Teaching Peace in the Time of Trump
This week begins a new school year in which I’ll be playing a small part in teaching an introductory course on conflict in our world at George Mason University. I’m not the lead instructor, and I’ll mostly be listening and learning, looking for material to use in the textbook I’m writing with Doug Irvin-Erickson, who is the actual instructor.
Still, I can’t NOT worry about the challenges and responsibilities that come with teaching about peace and conflict studies now that we are almost two years into the Trump administration. Some of the questions I ask are the same ones that have been around since I was on the other side of the professorial desk in the 1960s. Some of them are new.
Five seem to stand out. The first three lead to the next two, which really focus at how I’ll be dealing with Doug’s students.
Peace Begins at Home
When I first started teaching courses on peace and conflict studies in the 1980s, the problems seemed to exist largely “out there.” Sure, the U.S. was a party to the Cold War, but the challenge to those of us who wanted a change in Reagan administration policies seemed to be to understand the Soviet Union better. Those of us of a certain age will remember Sting’s song, “The Russians.” If not, the music and visuals are worth the time.
Now, the problem(s) and the solution(s) start at home. It’s not just Trump. It’s a whole raft of global issues that have American public policy at their core (like terrorism) as well as domestic ones we can no longer ignore (like gun violence, wherever you stand on
What Are My Students Like?
George Mason is a state university that largely serves students from a purple state. While the school has a conservative reputation overall, the conflict analysis and resolution program tends to attract left of center students. Nonetheless, there will be at least a few students in the class who support the administration. A far larger number of them will have friends and family members who support the president.
Our challenge is to teach them all, whatever the ideological mix happens to be. On the one hand, we can’t alienate the pro-Trump students by encouraging the president’s opponents to sharpen their arguments. Rather, when discussing the day’s issues (which we assume will cover the possible impeachment of the president), we have to find ways to get both sides to listen to each other, understand the “other’s” point of view, and, only then, sharpen their own arguments.
The Myth of Objectivity
There is one thing we can’t do that my own faculty members at least claimed to be. We can’t be objective.
My professors who claimed to be objective analysts in the classroom certainly had view on the Vietnam war or the civil rights movement which were the issues of my college years. They came through whether they wanted to or not.
Personally, I was lucky in that the faculty members I disagreed with saw themselves as mentors and many became life long friends who disagreed with me until the days they died or retired. Many students are not as lucky. They feel brow beaten by their students. In other words, there is more than a grain of truth to the arguments made by the likes of Jonathan Haidt whose new book on political correctness and more I’m looking forward to when it comes out next month.
More importantly, I can’t be objective even if I wanted to be. The internet has made my views public. In fact, this blog post will be live before the students meet me.

» TASKS AND EXERCISES:
1. Copy the stretch of the post on teaching peace from "Personally, I was" through "students meet me." word for word.
2. Summarize the post on teaching peace in two sentences.
3. In the post on teaching peace, rewrite the paragraph beginning "George Mason is a state university" as a list, keeping its main facts.
The records play no role in this work.

(Bounding box entries)
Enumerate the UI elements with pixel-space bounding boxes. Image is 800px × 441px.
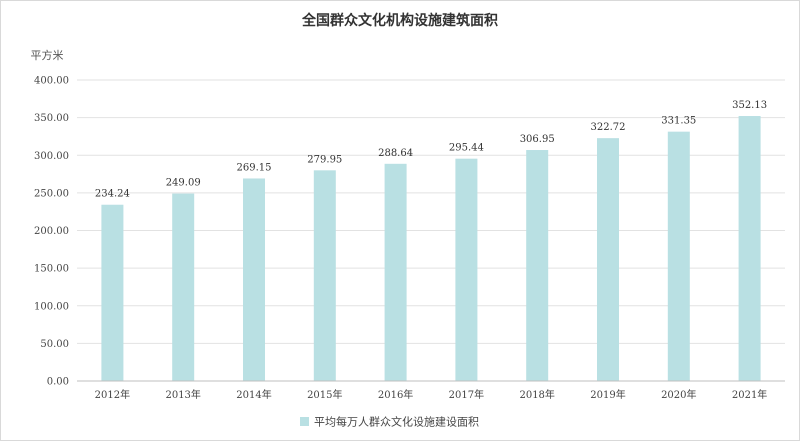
data-label: 322.72 bbox=[591, 122, 626, 133]
bar bbox=[455, 158, 478, 381]
y-tick-label: 150.00 bbox=[34, 264, 69, 275]
bar bbox=[243, 178, 265, 381]
x-axis-ticks: 2012年 2013年 2014年 2015年 2016年 2017年 2018年 2019年… bbox=[95, 388, 768, 401]
y-tick-label: 200.00 bbox=[34, 226, 69, 237]
data-label: 234.24 bbox=[95, 189, 130, 200]
x-tick-label: 2021年 bbox=[732, 388, 767, 401]
bar bbox=[667, 131, 690, 381]
legend-label: 平均每万人群众文化设施建设面积 bbox=[314, 415, 479, 429]
x-tick-label: 2020年 bbox=[661, 388, 696, 401]
legend-swatch bbox=[300, 417, 309, 426]
bar bbox=[526, 150, 549, 381]
y-tick-label: 100.00 bbox=[34, 301, 69, 312]
data-label: 331.35 bbox=[661, 116, 696, 127]
bars bbox=[101, 116, 761, 381]
y-axis-ticks: 0.00 50.00 100.00 150.00 200.00 250.00 300.00 3… bbox=[34, 76, 69, 388]
y-axis-unit-label: 平方米 bbox=[31, 48, 64, 62]
x-tick-label: 2012年 bbox=[95, 388, 130, 401]
bar bbox=[384, 163, 407, 381]
data-labels: 234.24 249.09 269.15 279.95 288.64 295.44 306.… bbox=[95, 100, 767, 200]
data-label: 288.64 bbox=[378, 148, 413, 159]
gridlines bbox=[77, 79, 785, 344]
data-label: 249.09 bbox=[166, 178, 201, 189]
chart-title: 全国群众文化机构设施建筑面积 bbox=[301, 12, 498, 29]
x-tick-label: 2017年 bbox=[449, 388, 484, 401]
data-label: 279.95 bbox=[307, 154, 342, 165]
bar bbox=[597, 138, 619, 381]
bar bbox=[738, 116, 761, 381]
x-tick-label: 2013年 bbox=[165, 388, 200, 401]
x-tick-label: 2014年 bbox=[236, 388, 271, 401]
bar bbox=[172, 193, 195, 381]
y-tick-label: 0.00 bbox=[47, 377, 69, 388]
y-tick-label: 400.00 bbox=[34, 76, 69, 87]
x-tick-label: 2016年 bbox=[378, 388, 413, 401]
y-tick-label: 250.00 bbox=[34, 188, 69, 199]
legend: 平均每万人群众文化设施建设面积 bbox=[300, 415, 479, 429]
data-label: 306.95 bbox=[520, 134, 555, 145]
y-tick-label: 350.00 bbox=[34, 113, 69, 124]
x-tick-label: 2019年 bbox=[590, 388, 625, 401]
x-tick-label: 2018年 bbox=[519, 388, 554, 401]
y-tick-label: 300.00 bbox=[34, 151, 69, 162]
y-tick-label: 50.00 bbox=[40, 339, 69, 350]
bar bbox=[101, 204, 124, 381]
data-label: 352.13 bbox=[732, 100, 767, 111]
x-tick-label: 2015年 bbox=[307, 388, 342, 401]
bar bbox=[313, 170, 336, 381]
data-label: 269.15 bbox=[237, 162, 272, 173]
data-label: 295.44 bbox=[449, 143, 484, 154]
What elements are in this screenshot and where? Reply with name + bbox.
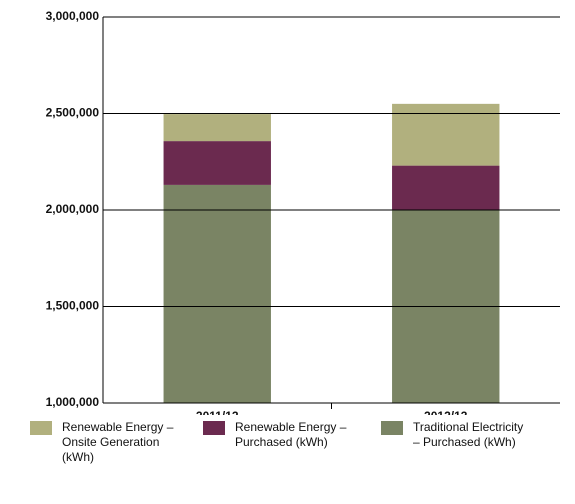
bar-segment (163, 114, 271, 142)
legend-swatch (381, 421, 403, 435)
legend-item: Renewable Energy – Onsite Generation (kW… (30, 420, 182, 465)
legend-label: Renewable Energy – Purchased (kWh) (235, 420, 347, 449)
legend-item: Traditional Electricity – Purchased (kWh… (381, 420, 533, 450)
legend-label: Traditional Electricity – Purchased (kWh… (413, 420, 524, 449)
bar-segment (163, 141, 271, 185)
bar-segment (163, 184, 271, 403)
legend-swatch (30, 421, 52, 435)
y-tick-label: 1,000,000 (46, 395, 100, 409)
y-tick-label: 2,500,000 (46, 106, 100, 120)
legend-item: Renewable Energy – Purchased (kWh) (203, 420, 355, 450)
y-tick-label: 3,000,000 (46, 9, 100, 23)
y-tick-label: 1,500,000 (46, 299, 100, 313)
chart: 2011/12 2012/13 1,000,000 1,500,000 2,000,00… (46, 9, 560, 415)
y-tick-label: 2,000,000 (46, 202, 100, 216)
bar-segment (392, 165, 500, 210)
x-tick-label: 2012/13 (424, 409, 468, 415)
bar-segment (392, 103, 500, 166)
x-tick-label: 2011/12 (196, 409, 239, 415)
legend-label: Renewable Energy – Onsite Generation (kW… (62, 420, 174, 464)
legend-swatch (203, 421, 225, 435)
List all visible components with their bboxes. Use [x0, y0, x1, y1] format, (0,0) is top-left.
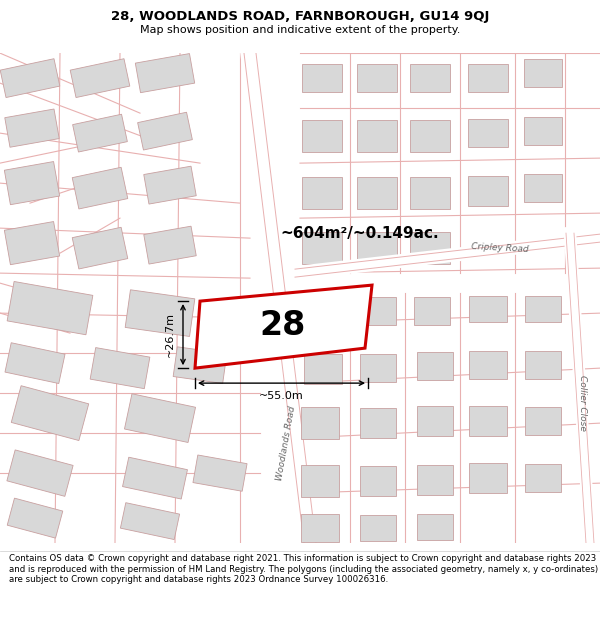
- Polygon shape: [72, 168, 128, 209]
- Polygon shape: [417, 352, 453, 380]
- Text: Collier Close: Collier Close: [577, 375, 587, 431]
- Polygon shape: [417, 406, 453, 436]
- Polygon shape: [468, 119, 508, 147]
- Polygon shape: [11, 386, 89, 441]
- Polygon shape: [304, 354, 342, 384]
- Polygon shape: [301, 407, 339, 439]
- Text: ~26.7m: ~26.7m: [165, 312, 175, 357]
- Text: Woodlands Road: Woodlands Road: [275, 405, 297, 481]
- Polygon shape: [5, 342, 65, 384]
- Polygon shape: [360, 297, 396, 325]
- Polygon shape: [195, 285, 372, 368]
- Text: Contains OS data © Crown copyright and database right 2021. This information is : Contains OS data © Crown copyright and d…: [9, 554, 598, 584]
- Text: 28, WOODLANDS ROAD, FARNBOROUGH, GU14 9QJ: 28, WOODLANDS ROAD, FARNBOROUGH, GU14 9Q…: [111, 10, 489, 23]
- Polygon shape: [524, 59, 562, 87]
- Polygon shape: [0, 59, 60, 98]
- Polygon shape: [124, 394, 196, 442]
- Polygon shape: [360, 466, 396, 496]
- Polygon shape: [302, 232, 342, 264]
- Polygon shape: [417, 465, 453, 495]
- Polygon shape: [5, 109, 59, 148]
- Polygon shape: [4, 161, 59, 205]
- Polygon shape: [125, 290, 195, 336]
- Polygon shape: [525, 464, 561, 492]
- Text: Cripley Road: Cripley Road: [471, 242, 529, 254]
- Polygon shape: [524, 117, 562, 145]
- Polygon shape: [173, 347, 227, 384]
- Polygon shape: [70, 59, 130, 98]
- Polygon shape: [4, 221, 59, 265]
- Polygon shape: [121, 503, 179, 539]
- Polygon shape: [414, 297, 450, 325]
- Polygon shape: [302, 120, 342, 152]
- Text: Map shows position and indicative extent of the property.: Map shows position and indicative extent…: [140, 25, 460, 35]
- Polygon shape: [360, 354, 396, 382]
- Polygon shape: [357, 120, 397, 152]
- Polygon shape: [73, 114, 127, 152]
- Polygon shape: [301, 465, 339, 497]
- Text: 28: 28: [260, 309, 306, 342]
- Polygon shape: [468, 64, 508, 92]
- Polygon shape: [357, 64, 397, 92]
- Polygon shape: [7, 498, 63, 538]
- Polygon shape: [144, 166, 196, 204]
- Polygon shape: [469, 296, 507, 322]
- Polygon shape: [360, 515, 396, 541]
- Polygon shape: [525, 351, 561, 379]
- Polygon shape: [137, 112, 193, 150]
- Polygon shape: [72, 228, 128, 269]
- Polygon shape: [7, 450, 73, 496]
- Polygon shape: [469, 463, 507, 493]
- Polygon shape: [301, 514, 339, 542]
- Polygon shape: [469, 351, 507, 379]
- Polygon shape: [410, 232, 450, 264]
- Polygon shape: [525, 407, 561, 435]
- Polygon shape: [122, 458, 187, 499]
- Polygon shape: [90, 348, 150, 389]
- Polygon shape: [304, 298, 342, 328]
- Polygon shape: [410, 177, 450, 209]
- Text: ~55.0m: ~55.0m: [259, 391, 304, 401]
- Polygon shape: [360, 408, 396, 438]
- Polygon shape: [524, 174, 562, 202]
- Polygon shape: [468, 176, 508, 206]
- Polygon shape: [144, 226, 196, 264]
- Polygon shape: [302, 64, 342, 92]
- Polygon shape: [417, 514, 453, 540]
- Polygon shape: [193, 455, 247, 491]
- Polygon shape: [410, 120, 450, 152]
- Polygon shape: [357, 177, 397, 209]
- Polygon shape: [357, 232, 397, 264]
- Polygon shape: [469, 406, 507, 436]
- Polygon shape: [7, 281, 93, 335]
- Polygon shape: [136, 54, 194, 92]
- Polygon shape: [525, 296, 561, 322]
- Polygon shape: [410, 64, 450, 92]
- Text: ~604m²/~0.149ac.: ~604m²/~0.149ac.: [280, 226, 439, 241]
- Polygon shape: [302, 177, 342, 209]
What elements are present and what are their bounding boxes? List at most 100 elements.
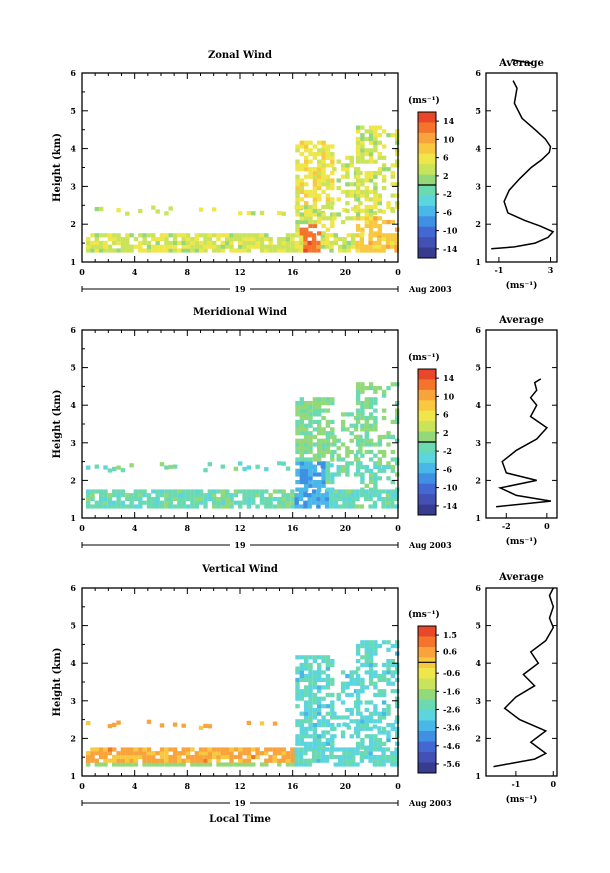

» ANSWERS PER TASK:
1.
Personally, I was lucky in that the faculty members I disagreed with saw themselves as mentors and many became life long friends who disagreed with me until the days they died or retired. Many students are not as lucky. They feel brow beaten by their students. In other words, there is more than a grain of truth to the arguments made by the likes of Jonathan Haidt whose new book on political correctness and more I’m looking forward to when it comes out next month.
More importantly, I can’t be objective even if I wanted to be. The internet has made my views public. In fact, this blog post will be live before the students meet me.

2. The writer will play a small part in teaching an introductory course on conflict at George Mason University and worries about the challenges of teaching peace and conflict studies almost two years into the Trump administration. The class will likely include some students who support the administration, so the instructors must get both sides to listen to each other, and the writer can't be objective because the internet has made the writer's views public.

3.
- George Mason is a state university that mostly serves students from a purple state.
- The school has a conservative reputation overall.
- Its conflict analysis and resolution program tends to attract left-of-center students.
- At least a few students in the class will support the administration.
- Far more will have friends and family members who support the president.